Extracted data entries
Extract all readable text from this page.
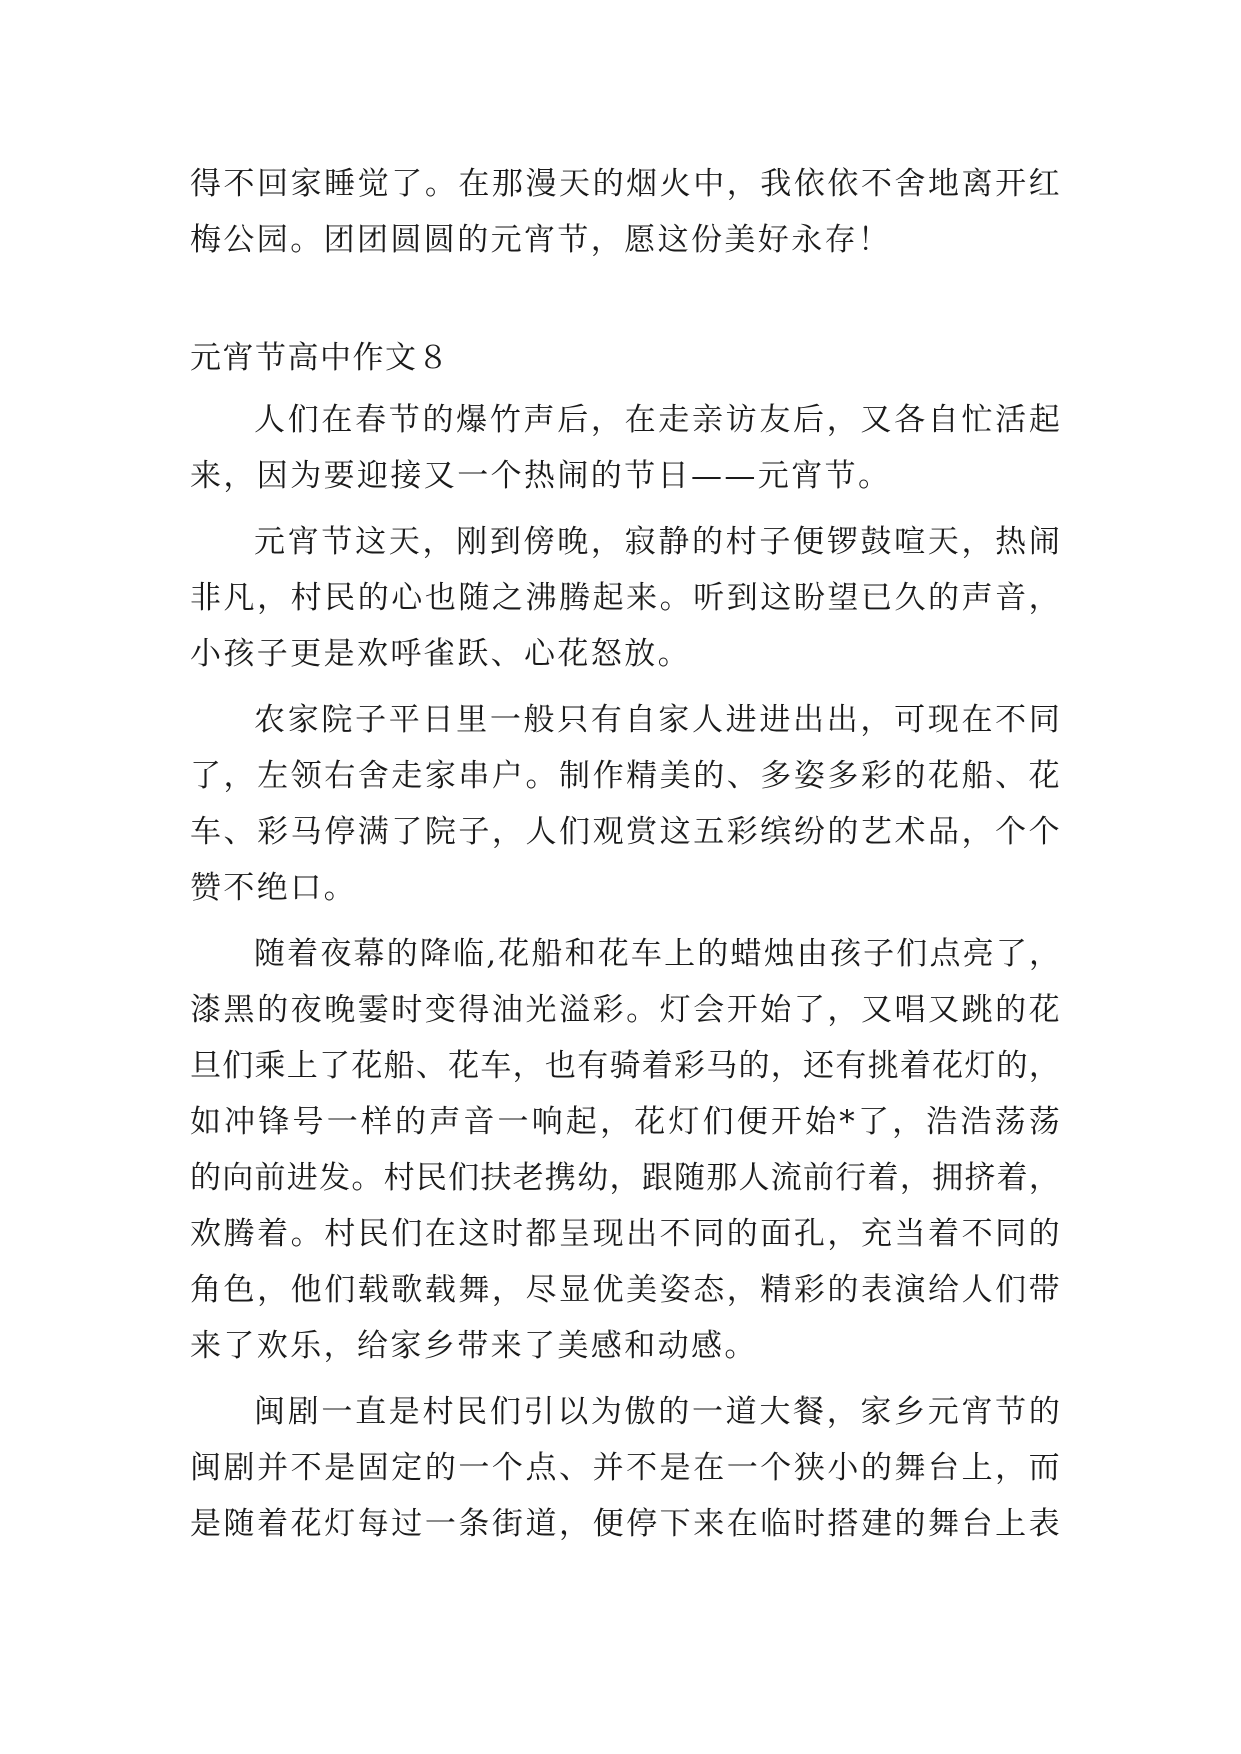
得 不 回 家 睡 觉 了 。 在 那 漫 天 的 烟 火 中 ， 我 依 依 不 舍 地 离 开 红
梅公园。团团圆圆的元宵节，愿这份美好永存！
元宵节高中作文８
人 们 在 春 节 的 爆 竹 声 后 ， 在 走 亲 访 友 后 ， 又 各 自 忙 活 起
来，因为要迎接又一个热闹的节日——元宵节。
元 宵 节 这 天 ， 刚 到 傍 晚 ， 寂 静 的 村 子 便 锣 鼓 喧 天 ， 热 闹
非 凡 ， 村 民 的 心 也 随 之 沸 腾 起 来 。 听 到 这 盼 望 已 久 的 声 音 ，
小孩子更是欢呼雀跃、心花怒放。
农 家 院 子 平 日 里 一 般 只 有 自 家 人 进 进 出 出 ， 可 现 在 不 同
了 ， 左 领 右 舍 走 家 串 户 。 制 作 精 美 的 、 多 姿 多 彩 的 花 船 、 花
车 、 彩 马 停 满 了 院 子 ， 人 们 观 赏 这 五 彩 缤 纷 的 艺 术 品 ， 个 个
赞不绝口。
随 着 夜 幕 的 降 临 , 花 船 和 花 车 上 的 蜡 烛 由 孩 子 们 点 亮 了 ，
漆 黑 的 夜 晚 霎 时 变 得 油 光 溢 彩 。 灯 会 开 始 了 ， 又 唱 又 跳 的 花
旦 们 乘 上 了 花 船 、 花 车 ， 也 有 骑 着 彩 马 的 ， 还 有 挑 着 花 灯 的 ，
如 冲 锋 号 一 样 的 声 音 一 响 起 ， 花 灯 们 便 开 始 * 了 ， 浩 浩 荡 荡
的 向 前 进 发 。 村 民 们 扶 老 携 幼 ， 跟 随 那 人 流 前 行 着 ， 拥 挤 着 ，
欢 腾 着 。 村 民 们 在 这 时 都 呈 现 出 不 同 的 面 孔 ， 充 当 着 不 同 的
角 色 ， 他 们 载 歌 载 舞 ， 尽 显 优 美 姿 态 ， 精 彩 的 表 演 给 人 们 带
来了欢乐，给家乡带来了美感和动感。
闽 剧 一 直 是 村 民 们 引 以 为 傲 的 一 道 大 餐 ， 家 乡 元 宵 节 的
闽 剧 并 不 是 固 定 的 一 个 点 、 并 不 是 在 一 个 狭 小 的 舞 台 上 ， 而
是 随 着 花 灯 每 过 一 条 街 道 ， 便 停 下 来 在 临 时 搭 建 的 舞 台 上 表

◆ Set task: Extract all the entries word for word; omit any pictures.

◆ The reply:
Extract all readable text from this page.
得 不 回 家 睡 觉 了 。 在 那 漫 天 的 烟 火 中 ， 我 依 依 不 舍 地 离 开 红
梅公园。团团圆圆的元宵节，愿这份美好永存！
元宵节高中作文８
人 们 在 春 节 的 爆 竹 声 后 ， 在 走 亲 访 友 后 ， 又 各 自 忙 活 起
来，因为要迎接又一个热闹的节日——元宵节。
元 宵 节 这 天 ， 刚 到 傍 晚 ， 寂 静 的 村 子 便 锣 鼓 喧 天 ， 热 闹
非 凡 ， 村 民 的 心 也 随 之 沸 腾 起 来 。 听 到 这 盼 望 已 久 的 声 音 ，
小孩子更是欢呼雀跃、心花怒放。
农 家 院 子 平 日 里 一 般 只 有 自 家 人 进 进 出 出 ， 可 现 在 不 同
了 ， 左 领 右 舍 走 家 串 户 。 制 作 精 美 的 、 多 姿 多 彩 的 花 船 、 花
车 、 彩 马 停 满 了 院 子 ， 人 们 观 赏 这 五 彩 缤 纷 的 艺 术 品 ， 个 个
赞不绝口。
随 着 夜 幕 的 降 临 , 花 船 和 花 车 上 的 蜡 烛 由 孩 子 们 点 亮 了 ，
漆 黑 的 夜 晚 霎 时 变 得 油 光 溢 彩 。 灯 会 开 始 了 ， 又 唱 又 跳 的 花
旦 们 乘 上 了 花 船 、 花 车 ， 也 有 骑 着 彩 马 的 ， 还 有 挑 着 花 灯 的 ，
如 冲 锋 号 一 样 的 声 音 一 响 起 ， 花 灯 们 便 开 始 * 了 ， 浩 浩 荡 荡
的 向 前 进 发 。 村 民 们 扶 老 携 幼 ， 跟 随 那 人 流 前 行 着 ， 拥 挤 着 ，
欢 腾 着 。 村 民 们 在 这 时 都 呈 现 出 不 同 的 面 孔 ， 充 当 着 不 同 的
角 色 ， 他 们 载 歌 载 舞 ， 尽 显 优 美 姿 态 ， 精 彩 的 表 演 给 人 们 带
来了欢乐，给家乡带来了美感和动感。
闽 剧 一 直 是 村 民 们 引 以 为 傲 的 一 道 大 餐 ， 家 乡 元 宵 节 的
闽 剧 并 不 是 固 定 的 一 个 点 、 并 不 是 在 一 个 狭 小 的 舞 台 上 ， 而
是 随 着 花 灯 每 过 一 条 街 道 ， 便 停 下 来 在 临 时 搭 建 的 舞 台 上 表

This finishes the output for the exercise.